■ WHAT TO WORK ON: State the number of lines that contain the word "instructions", and add nothing else.
>> start GIVEN INFORMATION
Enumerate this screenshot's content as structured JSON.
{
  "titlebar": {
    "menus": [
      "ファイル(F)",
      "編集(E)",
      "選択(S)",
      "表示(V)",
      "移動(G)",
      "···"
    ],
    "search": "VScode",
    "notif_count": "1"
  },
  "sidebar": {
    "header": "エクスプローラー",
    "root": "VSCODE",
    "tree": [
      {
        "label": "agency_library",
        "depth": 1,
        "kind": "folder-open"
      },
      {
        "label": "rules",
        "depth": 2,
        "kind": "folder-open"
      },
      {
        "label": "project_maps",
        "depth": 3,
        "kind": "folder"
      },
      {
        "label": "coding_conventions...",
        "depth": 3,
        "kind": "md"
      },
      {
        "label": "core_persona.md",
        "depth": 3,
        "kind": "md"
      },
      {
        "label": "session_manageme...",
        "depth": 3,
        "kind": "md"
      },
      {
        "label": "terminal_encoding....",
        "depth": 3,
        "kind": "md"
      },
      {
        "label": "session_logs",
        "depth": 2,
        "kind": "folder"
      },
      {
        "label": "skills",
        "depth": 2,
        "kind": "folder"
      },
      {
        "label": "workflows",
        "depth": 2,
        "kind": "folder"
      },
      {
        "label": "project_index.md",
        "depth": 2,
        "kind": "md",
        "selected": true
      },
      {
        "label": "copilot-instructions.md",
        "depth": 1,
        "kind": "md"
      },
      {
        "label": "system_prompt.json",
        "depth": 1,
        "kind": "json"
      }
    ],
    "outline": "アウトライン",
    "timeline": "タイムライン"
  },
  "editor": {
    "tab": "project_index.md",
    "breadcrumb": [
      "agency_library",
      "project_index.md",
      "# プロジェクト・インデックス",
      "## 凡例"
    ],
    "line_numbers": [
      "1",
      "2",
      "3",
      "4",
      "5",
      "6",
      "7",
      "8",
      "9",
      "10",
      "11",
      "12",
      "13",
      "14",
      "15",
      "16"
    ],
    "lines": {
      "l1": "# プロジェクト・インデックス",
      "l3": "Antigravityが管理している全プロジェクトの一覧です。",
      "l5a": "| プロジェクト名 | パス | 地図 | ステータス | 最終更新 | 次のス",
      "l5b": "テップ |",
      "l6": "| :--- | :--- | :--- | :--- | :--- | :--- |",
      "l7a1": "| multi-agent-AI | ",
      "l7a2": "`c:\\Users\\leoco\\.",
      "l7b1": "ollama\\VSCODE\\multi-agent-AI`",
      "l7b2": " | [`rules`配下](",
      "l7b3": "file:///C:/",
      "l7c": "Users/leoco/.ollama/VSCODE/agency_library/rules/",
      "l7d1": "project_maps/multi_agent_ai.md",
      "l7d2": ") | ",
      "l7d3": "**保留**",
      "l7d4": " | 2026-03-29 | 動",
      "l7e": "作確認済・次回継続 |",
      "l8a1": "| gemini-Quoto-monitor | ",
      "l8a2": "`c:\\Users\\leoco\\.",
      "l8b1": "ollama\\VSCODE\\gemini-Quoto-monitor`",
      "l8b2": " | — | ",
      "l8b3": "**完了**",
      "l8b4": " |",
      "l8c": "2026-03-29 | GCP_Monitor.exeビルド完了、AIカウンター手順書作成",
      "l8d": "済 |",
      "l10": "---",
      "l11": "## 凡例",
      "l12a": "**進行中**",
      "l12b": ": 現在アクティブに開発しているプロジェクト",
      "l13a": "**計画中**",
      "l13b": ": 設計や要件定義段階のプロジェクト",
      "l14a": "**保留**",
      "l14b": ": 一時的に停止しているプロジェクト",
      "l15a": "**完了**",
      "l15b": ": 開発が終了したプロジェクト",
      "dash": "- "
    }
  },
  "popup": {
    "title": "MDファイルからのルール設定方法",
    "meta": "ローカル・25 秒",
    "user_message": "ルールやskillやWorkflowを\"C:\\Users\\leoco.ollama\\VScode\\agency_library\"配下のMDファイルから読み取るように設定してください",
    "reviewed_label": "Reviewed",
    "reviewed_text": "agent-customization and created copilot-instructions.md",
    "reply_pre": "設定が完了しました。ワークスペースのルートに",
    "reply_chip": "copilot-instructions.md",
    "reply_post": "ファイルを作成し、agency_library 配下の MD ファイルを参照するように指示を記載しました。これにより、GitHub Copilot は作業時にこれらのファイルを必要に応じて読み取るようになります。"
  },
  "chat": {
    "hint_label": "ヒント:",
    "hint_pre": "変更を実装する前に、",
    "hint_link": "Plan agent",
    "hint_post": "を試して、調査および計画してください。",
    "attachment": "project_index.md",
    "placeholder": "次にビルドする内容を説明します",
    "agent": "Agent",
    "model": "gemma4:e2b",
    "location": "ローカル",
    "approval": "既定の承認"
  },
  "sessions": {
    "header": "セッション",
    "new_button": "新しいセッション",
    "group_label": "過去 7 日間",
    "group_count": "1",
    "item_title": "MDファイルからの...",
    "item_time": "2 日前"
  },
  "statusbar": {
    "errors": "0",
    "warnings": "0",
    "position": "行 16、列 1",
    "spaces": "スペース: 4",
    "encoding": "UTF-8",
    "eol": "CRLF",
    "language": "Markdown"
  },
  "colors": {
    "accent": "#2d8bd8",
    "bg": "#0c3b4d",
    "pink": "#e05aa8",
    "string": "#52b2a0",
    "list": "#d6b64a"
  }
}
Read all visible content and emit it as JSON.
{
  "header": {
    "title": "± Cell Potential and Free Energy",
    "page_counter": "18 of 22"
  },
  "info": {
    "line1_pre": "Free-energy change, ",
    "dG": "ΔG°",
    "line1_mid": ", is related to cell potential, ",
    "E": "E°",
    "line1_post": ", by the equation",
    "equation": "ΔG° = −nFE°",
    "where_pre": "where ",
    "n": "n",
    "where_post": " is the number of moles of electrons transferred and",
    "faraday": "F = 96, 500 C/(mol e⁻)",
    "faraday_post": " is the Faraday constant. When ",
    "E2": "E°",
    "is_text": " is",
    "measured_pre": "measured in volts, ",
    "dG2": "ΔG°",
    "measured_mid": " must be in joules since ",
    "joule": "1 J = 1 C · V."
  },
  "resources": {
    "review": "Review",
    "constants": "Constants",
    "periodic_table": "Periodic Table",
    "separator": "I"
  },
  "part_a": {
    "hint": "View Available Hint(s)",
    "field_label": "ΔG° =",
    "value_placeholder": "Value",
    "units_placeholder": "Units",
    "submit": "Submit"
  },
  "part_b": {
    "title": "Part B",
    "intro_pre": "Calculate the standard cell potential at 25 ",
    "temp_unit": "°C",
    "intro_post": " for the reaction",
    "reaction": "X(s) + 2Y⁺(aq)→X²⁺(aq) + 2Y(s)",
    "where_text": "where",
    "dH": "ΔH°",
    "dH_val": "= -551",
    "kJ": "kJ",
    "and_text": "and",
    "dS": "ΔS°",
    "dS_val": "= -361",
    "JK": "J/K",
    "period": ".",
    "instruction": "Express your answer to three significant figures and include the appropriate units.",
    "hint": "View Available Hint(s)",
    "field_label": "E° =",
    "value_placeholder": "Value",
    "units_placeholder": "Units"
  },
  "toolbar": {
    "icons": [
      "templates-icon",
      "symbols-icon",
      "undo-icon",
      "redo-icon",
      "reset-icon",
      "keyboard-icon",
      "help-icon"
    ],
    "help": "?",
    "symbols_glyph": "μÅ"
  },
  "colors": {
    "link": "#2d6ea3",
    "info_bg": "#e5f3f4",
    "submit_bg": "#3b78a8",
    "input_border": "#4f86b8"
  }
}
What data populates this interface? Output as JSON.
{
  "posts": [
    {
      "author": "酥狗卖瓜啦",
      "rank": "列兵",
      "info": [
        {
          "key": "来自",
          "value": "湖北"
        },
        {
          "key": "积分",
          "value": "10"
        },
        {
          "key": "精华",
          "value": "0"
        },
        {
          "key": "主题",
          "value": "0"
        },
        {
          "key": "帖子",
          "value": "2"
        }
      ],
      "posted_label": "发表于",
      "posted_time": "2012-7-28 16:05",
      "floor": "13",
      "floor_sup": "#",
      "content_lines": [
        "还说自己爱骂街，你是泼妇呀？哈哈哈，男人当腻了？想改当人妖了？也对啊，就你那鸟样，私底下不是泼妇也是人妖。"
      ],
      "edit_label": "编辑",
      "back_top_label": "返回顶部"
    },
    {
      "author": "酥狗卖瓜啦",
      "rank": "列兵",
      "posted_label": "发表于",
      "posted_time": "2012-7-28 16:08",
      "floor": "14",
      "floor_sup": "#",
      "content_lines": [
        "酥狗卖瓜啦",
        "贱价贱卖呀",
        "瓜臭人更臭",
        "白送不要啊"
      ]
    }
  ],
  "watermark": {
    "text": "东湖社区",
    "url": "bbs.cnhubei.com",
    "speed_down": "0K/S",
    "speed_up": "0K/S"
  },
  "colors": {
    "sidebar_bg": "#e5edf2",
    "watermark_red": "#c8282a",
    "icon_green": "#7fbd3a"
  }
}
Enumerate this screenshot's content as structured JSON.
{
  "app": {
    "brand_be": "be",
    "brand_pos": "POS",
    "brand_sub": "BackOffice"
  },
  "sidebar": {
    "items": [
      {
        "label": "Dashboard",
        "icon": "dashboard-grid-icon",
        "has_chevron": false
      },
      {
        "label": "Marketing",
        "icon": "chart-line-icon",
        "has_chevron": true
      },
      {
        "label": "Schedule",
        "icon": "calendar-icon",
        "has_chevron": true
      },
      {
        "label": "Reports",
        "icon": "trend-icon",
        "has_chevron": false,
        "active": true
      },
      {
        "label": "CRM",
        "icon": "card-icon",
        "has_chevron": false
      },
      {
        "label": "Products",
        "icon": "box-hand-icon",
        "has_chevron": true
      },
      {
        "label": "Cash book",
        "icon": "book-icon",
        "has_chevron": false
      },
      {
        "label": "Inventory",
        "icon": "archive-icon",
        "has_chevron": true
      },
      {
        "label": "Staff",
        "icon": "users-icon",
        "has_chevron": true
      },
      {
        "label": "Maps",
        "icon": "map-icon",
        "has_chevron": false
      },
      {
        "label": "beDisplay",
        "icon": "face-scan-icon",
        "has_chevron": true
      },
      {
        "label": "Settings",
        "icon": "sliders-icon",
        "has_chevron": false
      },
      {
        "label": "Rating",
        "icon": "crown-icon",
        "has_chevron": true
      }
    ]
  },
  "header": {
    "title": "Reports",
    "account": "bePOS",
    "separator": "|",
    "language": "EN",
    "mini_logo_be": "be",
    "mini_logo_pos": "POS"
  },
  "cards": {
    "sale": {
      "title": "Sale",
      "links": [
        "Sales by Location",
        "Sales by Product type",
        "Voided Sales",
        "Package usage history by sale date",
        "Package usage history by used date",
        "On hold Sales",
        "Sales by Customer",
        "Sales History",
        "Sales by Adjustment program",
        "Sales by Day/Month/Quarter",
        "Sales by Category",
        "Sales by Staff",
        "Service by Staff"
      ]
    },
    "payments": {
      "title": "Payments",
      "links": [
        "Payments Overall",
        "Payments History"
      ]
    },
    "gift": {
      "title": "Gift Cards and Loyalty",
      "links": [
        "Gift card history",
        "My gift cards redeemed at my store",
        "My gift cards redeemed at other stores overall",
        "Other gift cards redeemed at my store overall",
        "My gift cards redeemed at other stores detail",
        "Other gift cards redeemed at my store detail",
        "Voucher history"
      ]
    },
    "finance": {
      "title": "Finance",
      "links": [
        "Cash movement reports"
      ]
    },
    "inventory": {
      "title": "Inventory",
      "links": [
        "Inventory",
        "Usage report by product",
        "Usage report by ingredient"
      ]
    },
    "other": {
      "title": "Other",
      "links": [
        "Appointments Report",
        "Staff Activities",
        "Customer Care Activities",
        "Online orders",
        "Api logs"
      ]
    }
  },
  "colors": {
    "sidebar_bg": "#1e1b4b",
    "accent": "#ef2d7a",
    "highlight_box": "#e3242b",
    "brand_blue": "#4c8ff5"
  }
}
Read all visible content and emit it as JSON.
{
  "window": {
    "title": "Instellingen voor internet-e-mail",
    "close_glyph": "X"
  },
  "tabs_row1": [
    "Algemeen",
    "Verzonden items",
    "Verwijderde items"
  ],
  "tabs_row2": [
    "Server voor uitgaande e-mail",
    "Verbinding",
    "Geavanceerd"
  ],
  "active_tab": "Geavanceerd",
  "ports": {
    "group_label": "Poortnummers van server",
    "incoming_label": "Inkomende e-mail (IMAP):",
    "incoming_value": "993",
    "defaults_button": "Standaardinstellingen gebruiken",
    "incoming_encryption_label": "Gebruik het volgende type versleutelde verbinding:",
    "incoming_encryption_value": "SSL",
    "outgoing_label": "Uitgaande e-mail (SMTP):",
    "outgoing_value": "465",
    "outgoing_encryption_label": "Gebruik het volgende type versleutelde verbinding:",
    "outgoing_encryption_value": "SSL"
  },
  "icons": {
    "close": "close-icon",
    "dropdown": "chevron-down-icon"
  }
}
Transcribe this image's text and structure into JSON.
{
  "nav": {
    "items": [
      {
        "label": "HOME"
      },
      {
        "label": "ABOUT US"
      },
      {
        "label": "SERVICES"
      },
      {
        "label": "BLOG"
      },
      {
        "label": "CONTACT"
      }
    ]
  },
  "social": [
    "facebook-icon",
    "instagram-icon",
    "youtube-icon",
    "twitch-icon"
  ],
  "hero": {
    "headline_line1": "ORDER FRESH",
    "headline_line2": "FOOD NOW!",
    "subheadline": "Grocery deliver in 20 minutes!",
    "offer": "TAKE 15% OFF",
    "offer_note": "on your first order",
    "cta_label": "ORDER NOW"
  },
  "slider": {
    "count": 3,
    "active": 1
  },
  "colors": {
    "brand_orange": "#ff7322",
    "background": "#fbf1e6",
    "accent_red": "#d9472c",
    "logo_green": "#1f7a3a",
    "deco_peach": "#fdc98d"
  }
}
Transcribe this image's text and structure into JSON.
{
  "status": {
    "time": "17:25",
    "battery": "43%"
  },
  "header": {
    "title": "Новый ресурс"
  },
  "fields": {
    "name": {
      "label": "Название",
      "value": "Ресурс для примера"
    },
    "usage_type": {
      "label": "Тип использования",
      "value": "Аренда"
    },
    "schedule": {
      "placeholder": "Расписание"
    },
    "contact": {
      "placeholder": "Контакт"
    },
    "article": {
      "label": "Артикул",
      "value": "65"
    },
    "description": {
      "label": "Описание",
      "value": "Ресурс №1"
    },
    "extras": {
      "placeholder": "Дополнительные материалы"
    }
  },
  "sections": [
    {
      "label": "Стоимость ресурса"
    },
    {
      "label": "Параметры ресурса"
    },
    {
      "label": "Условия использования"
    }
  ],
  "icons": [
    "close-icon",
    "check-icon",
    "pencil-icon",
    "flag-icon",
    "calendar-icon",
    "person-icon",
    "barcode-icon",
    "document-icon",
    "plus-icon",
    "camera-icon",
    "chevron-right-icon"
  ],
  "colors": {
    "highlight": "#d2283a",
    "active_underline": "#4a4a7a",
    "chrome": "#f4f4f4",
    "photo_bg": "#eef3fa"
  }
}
>> end GIVEN INFORMATION
■ TASK ANSWER: 3